### [EXERCISE PROMPT]
Give the number of lines below that contain the word "ICMP", and nothing else.

### [MATERIAL PROVIDED]
● ● ● ●
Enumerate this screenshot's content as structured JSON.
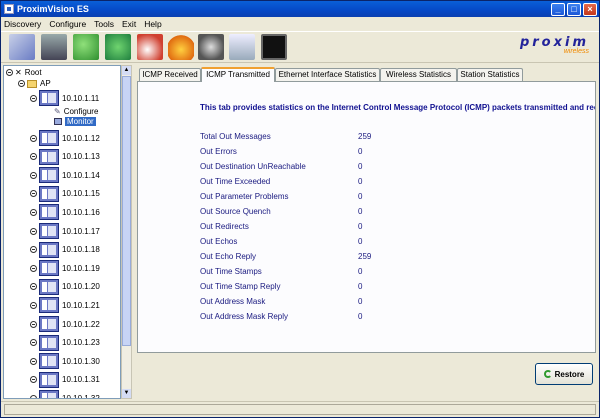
{
  "window": {
    "title": "ProximVision ES"
  },
  "menu": [
    "Discovery",
    "Configure",
    "Tools",
    "Exit",
    "Help"
  ],
  "toolbar": {
    "buttons": [
      "network-discovery-icon",
      "switch-icon",
      "arrow-right-icon",
      "refresh-icon",
      "scheduler-icon",
      "alarm-bell-icon",
      "settings-device-icon",
      "report-icon",
      "monitor-screen-icon"
    ]
  },
  "logo": {
    "name": "proxim",
    "tagline": "wireless",
    "color": "#22239a",
    "accent": "#f08a00"
  },
  "tree": {
    "root": "Root",
    "ap": "AP",
    "selected_device": "10.10.1.11",
    "children": [
      "Configure",
      "Monitor"
    ],
    "devices": [
      "10.10.1.12",
      "10.10.1.13",
      "10.10.1.14",
      "10.10.1.15",
      "10.10.1.16",
      "10.10.1.17",
      "10.10.1.18",
      "10.10.1.19",
      "10.10.1.20",
      "10.10.1.21",
      "10.10.1.22",
      "10.10.1.23",
      "10.10.1.30",
      "10.10.1.31",
      "10.10.1.32"
    ]
  },
  "tabs": [
    "ICMP Received",
    "ICMP Transmitted",
    "Ethernet Interface Statistics",
    "Wireless Statistics",
    "Station Statistics"
  ],
  "active_tab": "ICMP Transmitted",
  "panel": {
    "description": "This tab provides statistics on the Internet Control Message Protocol (ICMP) packets transmitted and receive",
    "stats": [
      {
        "label": "Total Out Messages",
        "value": "259"
      },
      {
        "label": "Out Errors",
        "value": "0"
      },
      {
        "label": "Out Destination UnReachable",
        "value": "0"
      },
      {
        "label": "Out Time Exceeded",
        "value": "0"
      },
      {
        "label": "Out Parameter Problems",
        "value": "0"
      },
      {
        "label": "Out Source Quench",
        "value": "0"
      },
      {
        "label": "Out Redirects",
        "value": "0"
      },
      {
        "label": "Out Echos",
        "value": "0"
      },
      {
        "label": "Out Echo Reply",
        "value": "259"
      },
      {
        "label": "Out Time Stamps",
        "value": "0"
      },
      {
        "label": "Out Time Stamp Reply",
        "value": "0"
      },
      {
        "label": "Out Address Mask",
        "value": "0"
      },
      {
        "label": "Out Address Mask Reply",
        "value": "0"
      }
    ]
  },
  "restore_label": "Restore"
}
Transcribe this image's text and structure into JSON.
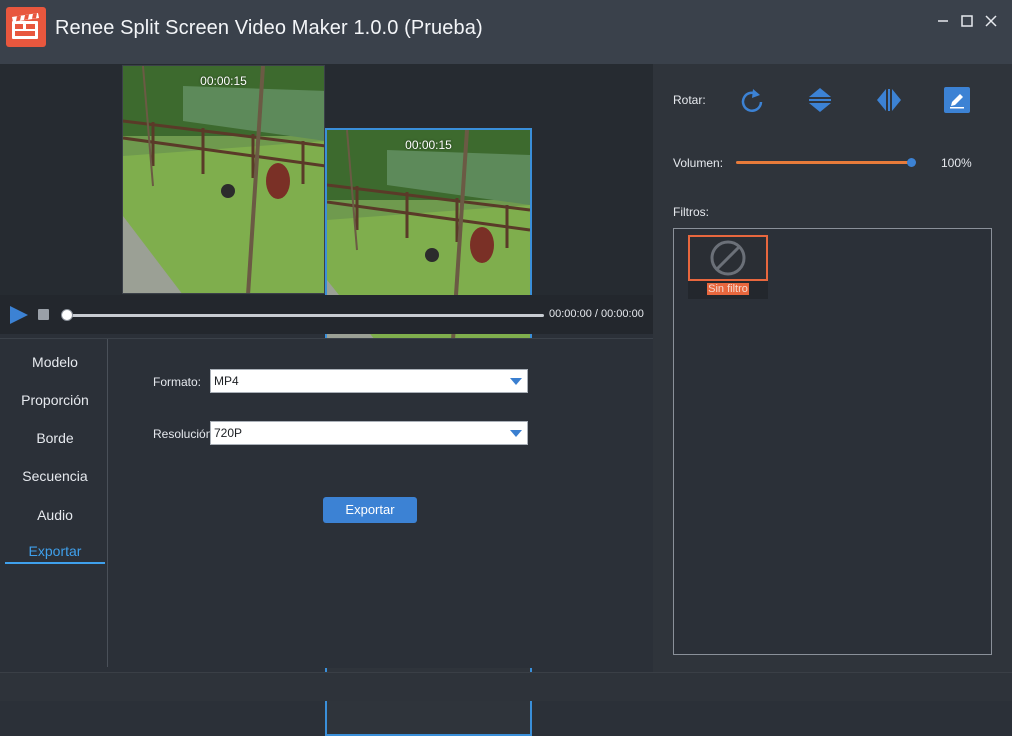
{
  "window": {
    "title": "Renee Split Screen Video Maker 1.0.0 (Prueba)",
    "logo_icon": "film-clapper-logo-icon",
    "controls": {
      "minimize": "—",
      "maximize": "☐",
      "close": "✕"
    }
  },
  "preview": {
    "left_clip_time": "00:00:15",
    "right_clip_time": "00:00:15",
    "selected_clip": "right"
  },
  "player": {
    "time": "00:00:00 / 00:00:00",
    "progress": 0
  },
  "tabs": [
    {
      "label": "Modelo"
    },
    {
      "label": "Proporción"
    },
    {
      "label": "Borde"
    },
    {
      "label": "Secuencia"
    },
    {
      "label": "Audio"
    },
    {
      "label": "Exportar"
    }
  ],
  "active_tab": "Exportar",
  "export_form": {
    "format_label": "Formato:",
    "format_value": "MP4",
    "resolution_label": "Resolución",
    "resolution_value": "720P",
    "export_button": "Exportar"
  },
  "side": {
    "rotate_label": "Rotar:",
    "volume_label": "Volumen:",
    "volume_value": "100%",
    "volume_level": 1.0,
    "filters_label": "Filtros:",
    "filters": [
      {
        "name": "Sin filtro",
        "selected": true
      }
    ]
  },
  "colors": {
    "accent_blue": "#3c82d4",
    "accent_orange": "#e8673e",
    "title_bar": "#3a414b",
    "background": "#2b3038"
  }
}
● ● ● ●
### [OUTPUT OF THE TASK]
4